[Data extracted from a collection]

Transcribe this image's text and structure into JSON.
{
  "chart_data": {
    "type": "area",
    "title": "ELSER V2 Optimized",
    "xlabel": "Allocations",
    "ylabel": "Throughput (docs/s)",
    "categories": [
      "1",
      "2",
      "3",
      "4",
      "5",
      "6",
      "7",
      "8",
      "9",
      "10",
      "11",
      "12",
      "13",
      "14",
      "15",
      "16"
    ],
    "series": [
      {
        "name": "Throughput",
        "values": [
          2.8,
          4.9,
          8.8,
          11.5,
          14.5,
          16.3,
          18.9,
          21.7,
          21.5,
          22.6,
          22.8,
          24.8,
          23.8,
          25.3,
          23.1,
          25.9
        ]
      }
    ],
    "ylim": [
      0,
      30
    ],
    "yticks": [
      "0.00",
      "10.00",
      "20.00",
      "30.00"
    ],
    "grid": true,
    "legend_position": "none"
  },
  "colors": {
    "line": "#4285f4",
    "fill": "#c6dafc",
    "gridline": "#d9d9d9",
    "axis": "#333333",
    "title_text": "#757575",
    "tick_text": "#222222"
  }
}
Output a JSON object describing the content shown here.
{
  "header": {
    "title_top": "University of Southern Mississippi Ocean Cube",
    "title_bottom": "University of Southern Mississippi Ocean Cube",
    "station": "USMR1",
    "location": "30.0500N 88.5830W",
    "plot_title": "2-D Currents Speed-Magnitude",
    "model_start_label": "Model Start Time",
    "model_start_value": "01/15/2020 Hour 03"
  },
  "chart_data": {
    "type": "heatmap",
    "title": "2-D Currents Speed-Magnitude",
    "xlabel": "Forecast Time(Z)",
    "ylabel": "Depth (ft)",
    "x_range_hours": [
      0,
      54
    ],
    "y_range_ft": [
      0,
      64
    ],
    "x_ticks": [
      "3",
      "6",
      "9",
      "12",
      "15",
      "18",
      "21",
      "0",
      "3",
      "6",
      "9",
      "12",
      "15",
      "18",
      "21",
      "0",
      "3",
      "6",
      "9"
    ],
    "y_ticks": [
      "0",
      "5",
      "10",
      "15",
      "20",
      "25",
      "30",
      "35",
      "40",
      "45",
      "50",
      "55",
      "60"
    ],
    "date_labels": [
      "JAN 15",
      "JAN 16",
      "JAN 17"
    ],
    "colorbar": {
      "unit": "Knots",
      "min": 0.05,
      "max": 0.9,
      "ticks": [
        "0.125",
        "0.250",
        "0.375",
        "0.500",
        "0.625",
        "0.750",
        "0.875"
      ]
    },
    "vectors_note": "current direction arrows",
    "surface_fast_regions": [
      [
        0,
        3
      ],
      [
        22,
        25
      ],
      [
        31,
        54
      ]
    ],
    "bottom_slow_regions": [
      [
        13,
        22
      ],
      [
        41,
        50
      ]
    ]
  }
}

REQUEST
Give back all the records exactly as they stand.

WORKED ANSWER
Transcribe this image's text and structure into JSON.
{
  "chart_data": {
    "type": "area",
    "title": "ELSER V2 Optimized",
    "xlabel": "Allocations",
    "ylabel": "Throughput (docs/s)",
    "categories": [
      "1",
      "2",
      "3",
      "4",
      "5",
      "6",
      "7",
      "8",
      "9",
      "10",
      "11",
      "12",
      "13",
      "14",
      "15",
      "16"
    ],
    "series": [
      {
        "name": "Throughput",
        "values": [
          2.8,
          4.9,
          8.8,
          11.5,
          14.5,
          16.3,
          18.9,
          21.7,
          21.5,
          22.6,
          22.8,
          24.8,
          23.8,
          25.3,
          23.1,
          25.9
        ]
      }
    ],
    "ylim": [
      0,
      30
    ],
    "yticks": [
      "0.00",
      "10.00",
      "20.00",
      "30.00"
    ],
    "grid": true,
    "legend_position": "none"
  },
  "colors": {
    "line": "#4285f4",
    "fill": "#c6dafc",
    "gridline": "#d9d9d9",
    "axis": "#333333",
    "title_text": "#757575",
    "tick_text": "#222222"
  }
}
Output a JSON object describing the content shown here.
{
  "header": {
    "title_top": "University of Southern Mississippi Ocean Cube",
    "title_bottom": "University of Southern Mississippi Ocean Cube",
    "station": "USMR1",
    "location": "30.0500N 88.5830W",
    "plot_title": "2-D Currents Speed-Magnitude",
    "model_start_label": "Model Start Time",
    "model_start_value": "01/15/2020 Hour 03"
  },
  "chart_data": {
    "type": "heatmap",
    "title": "2-D Currents Speed-Magnitude",
    "xlabel": "Forecast Time(Z)",
    "ylabel": "Depth (ft)",
    "x_range_hours": [
      0,
      54
    ],
    "y_range_ft": [
      0,
      64
    ],
    "x_ticks": [
      "3",
      "6",
      "9",
      "12",
      "15",
      "18",
      "21",
      "0",
      "3",
      "6",
      "9",
      "12",
      "15",
      "18",
      "21",
      "0",
      "3",
      "6",
      "9"
    ],
    "y_ticks": [
      "0",
      "5",
      "10",
      "15",
      "20",
      "25",
      "30",
      "35",
      "40",
      "45",
      "50",
      "55",
      "60"
    ],
    "date_labels": [
      "JAN 15",
      "JAN 16",
      "JAN 17"
    ],
    "colorbar": {
      "unit": "Knots",
      "min": 0.05,
      "max": 0.9,
      "ticks": [
        "0.125",
        "0.250",
        "0.375",
        "0.500",
        "0.625",
        "0.750",
        "0.875"
      ]
    },
    "vectors_note": "current direction arrows",
    "surface_fast_regions": [
      [
        0,
        3
      ],
      [
        22,
        25
      ],
      [
        31,
        54
      ]
    ],
    "bottom_slow_regions": [
      [
        13,
        22
      ],
      [
        41,
        50
      ]
    ]
  }
}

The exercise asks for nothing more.